Brief: Copy the full set of lines exactly as given.

-.-.-

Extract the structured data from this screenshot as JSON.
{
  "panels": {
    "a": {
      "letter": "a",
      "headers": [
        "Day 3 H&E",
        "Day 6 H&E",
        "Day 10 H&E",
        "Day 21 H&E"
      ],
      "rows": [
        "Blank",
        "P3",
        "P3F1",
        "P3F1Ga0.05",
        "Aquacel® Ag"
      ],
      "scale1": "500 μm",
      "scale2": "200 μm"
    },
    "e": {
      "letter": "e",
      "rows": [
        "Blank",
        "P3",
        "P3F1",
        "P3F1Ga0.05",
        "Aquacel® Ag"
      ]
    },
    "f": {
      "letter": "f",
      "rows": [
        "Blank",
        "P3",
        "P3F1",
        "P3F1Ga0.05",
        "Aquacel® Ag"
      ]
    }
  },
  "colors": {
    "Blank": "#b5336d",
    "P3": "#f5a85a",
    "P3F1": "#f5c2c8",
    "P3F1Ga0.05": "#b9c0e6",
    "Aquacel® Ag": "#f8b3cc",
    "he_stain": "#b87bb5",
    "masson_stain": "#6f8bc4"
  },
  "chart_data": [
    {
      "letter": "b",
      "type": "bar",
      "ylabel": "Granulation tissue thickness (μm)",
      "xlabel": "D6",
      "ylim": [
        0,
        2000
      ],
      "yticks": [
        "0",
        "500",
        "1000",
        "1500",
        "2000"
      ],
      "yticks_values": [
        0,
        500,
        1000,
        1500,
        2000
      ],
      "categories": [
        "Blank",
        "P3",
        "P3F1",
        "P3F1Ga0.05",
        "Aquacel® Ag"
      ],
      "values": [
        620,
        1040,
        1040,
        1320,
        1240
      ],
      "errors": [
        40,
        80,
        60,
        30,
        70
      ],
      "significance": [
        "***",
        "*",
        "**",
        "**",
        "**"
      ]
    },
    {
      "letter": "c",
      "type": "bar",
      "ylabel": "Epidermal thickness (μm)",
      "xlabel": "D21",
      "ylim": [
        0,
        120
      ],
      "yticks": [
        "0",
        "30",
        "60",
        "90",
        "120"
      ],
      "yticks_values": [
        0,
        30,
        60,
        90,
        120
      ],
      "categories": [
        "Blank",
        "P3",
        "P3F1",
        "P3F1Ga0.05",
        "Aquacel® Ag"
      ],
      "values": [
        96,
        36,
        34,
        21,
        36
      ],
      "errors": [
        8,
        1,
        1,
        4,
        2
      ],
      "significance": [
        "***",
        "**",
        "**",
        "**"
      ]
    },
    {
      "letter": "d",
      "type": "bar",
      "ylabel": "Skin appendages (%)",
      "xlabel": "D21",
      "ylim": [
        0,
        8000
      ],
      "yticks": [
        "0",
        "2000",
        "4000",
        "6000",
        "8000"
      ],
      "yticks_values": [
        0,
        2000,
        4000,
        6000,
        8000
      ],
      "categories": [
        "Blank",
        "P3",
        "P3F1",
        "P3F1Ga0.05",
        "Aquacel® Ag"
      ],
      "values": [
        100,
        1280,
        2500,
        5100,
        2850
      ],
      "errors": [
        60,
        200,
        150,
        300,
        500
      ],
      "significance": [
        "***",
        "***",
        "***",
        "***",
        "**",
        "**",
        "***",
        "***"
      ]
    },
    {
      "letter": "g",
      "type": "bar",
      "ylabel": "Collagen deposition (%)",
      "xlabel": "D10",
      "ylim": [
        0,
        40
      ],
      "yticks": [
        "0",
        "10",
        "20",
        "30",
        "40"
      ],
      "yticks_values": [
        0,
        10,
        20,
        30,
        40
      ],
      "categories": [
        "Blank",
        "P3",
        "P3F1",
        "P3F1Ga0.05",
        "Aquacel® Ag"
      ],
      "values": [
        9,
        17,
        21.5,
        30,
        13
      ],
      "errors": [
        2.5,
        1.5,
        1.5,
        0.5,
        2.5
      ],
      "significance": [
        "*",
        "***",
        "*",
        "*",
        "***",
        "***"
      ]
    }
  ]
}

-.-.-

Written solution:
Extract the structured data from this screenshot as JSON.
{
  "panels": {
    "a": {
      "letter": "a",
      "headers": [
        "Day 3 H&E",
        "Day 6 H&E",
        "Day 10 H&E",
        "Day 21 H&E"
      ],
      "rows": [
        "Blank",
        "P3",
        "P3F1",
        "P3F1Ga0.05",
        "Aquacel® Ag"
      ],
      "scale1": "500 μm",
      "scale2": "200 μm"
    },
    "e": {
      "letter": "e",
      "rows": [
        "Blank",
        "P3",
        "P3F1",
        "P3F1Ga0.05",
        "Aquacel® Ag"
      ]
    },
    "f": {
      "letter": "f",
      "rows": [
        "Blank",
        "P3",
        "P3F1",
        "P3F1Ga0.05",
        "Aquacel® Ag"
      ]
    }
  },
  "colors": {
    "Blank": "#b5336d",
    "P3": "#f5a85a",
    "P3F1": "#f5c2c8",
    "P3F1Ga0.05": "#b9c0e6",
    "Aquacel® Ag": "#f8b3cc",
    "he_stain": "#b87bb5",
    "masson_stain": "#6f8bc4"
  },
  "chart_data": [
    {
      "letter": "b",
      "type": "bar",
      "ylabel": "Granulation tissue thickness (μm)",
      "xlabel": "D6",
      "ylim": [
        0,
        2000
      ],
      "yticks": [
        "0",
        "500",
        "1000",
        "1500",
        "2000"
      ],
      "yticks_values": [
        0,
        500,
        1000,
        1500,
        2000
      ],
      "categories": [
        "Blank",
        "P3",
        "P3F1",
        "P3F1Ga0.05",
        "Aquacel® Ag"
      ],
      "values": [
        620,
        1040,
        1040,
        1320,
        1240
      ],
      "errors": [
        40,
        80,
        60,
        30,
        70
      ],
      "significance": [
        "***",
        "*",
        "**",
        "**",
        "**"
      ]
    },
    {
      "letter": "c",
      "type": "bar",
      "ylabel": "Epidermal thickness (μm)",
      "xlabel": "D21",
      "ylim": [
        0,
        120
      ],
      "yticks": [
        "0",
        "30",
        "60",
        "90",
        "120"
      ],
      "yticks_values": [
        0,
        30,
        60,
        90,
        120
      ],
      "categories": [
        "Blank",
        "P3",
        "P3F1",
        "P3F1Ga0.05",
        "Aquacel® Ag"
      ],
      "values": [
        96,
        36,
        34,
        21,
        36
      ],
      "errors": [
        8,
        1,
        1,
        4,
        2
      ],
      "significance": [
        "***",
        "**",
        "**",
        "**"
      ]
    },
    {
      "letter": "d",
      "type": "bar",
      "ylabel": "Skin appendages (%)",
      "xlabel": "D21",
      "ylim": [
        0,
        8000
      ],
      "yticks": [
        "0",
        "2000",
        "4000",
        "6000",
        "8000"
      ],
      "yticks_values": [
        0,
        2000,
        4000,
        6000,
        8000
      ],
      "categories": [
        "Blank",
        "P3",
        "P3F1",
        "P3F1Ga0.05",
        "Aquacel® Ag"
      ],
      "values": [
        100,
        1280,
        2500,
        5100,
        2850
      ],
      "errors": [
        60,
        200,
        150,
        300,
        500
      ],
      "significance": [
        "***",
        "***",
        "***",
        "***",
        "**",
        "**",
        "***",
        "***"
      ]
    },
    {
      "letter": "g",
      "type": "bar",
      "ylabel": "Collagen deposition (%)",
      "xlabel": "D10",
      "ylim": [
        0,
        40
      ],
      "yticks": [
        "0",
        "10",
        "20",
        "30",
        "40"
      ],
      "yticks_values": [
        0,
        10,
        20,
        30,
        40
      ],
      "categories": [
        "Blank",
        "P3",
        "P3F1",
        "P3F1Ga0.05",
        "Aquacel® Ag"
      ],
      "values": [
        9,
        17,
        21.5,
        30,
        13
      ],
      "errors": [
        2.5,
        1.5,
        1.5,
        0.5,
        2.5
      ],
      "significance": [
        "*",
        "***",
        "*",
        "*",
        "***",
        "***"
      ]
    }
  ]
}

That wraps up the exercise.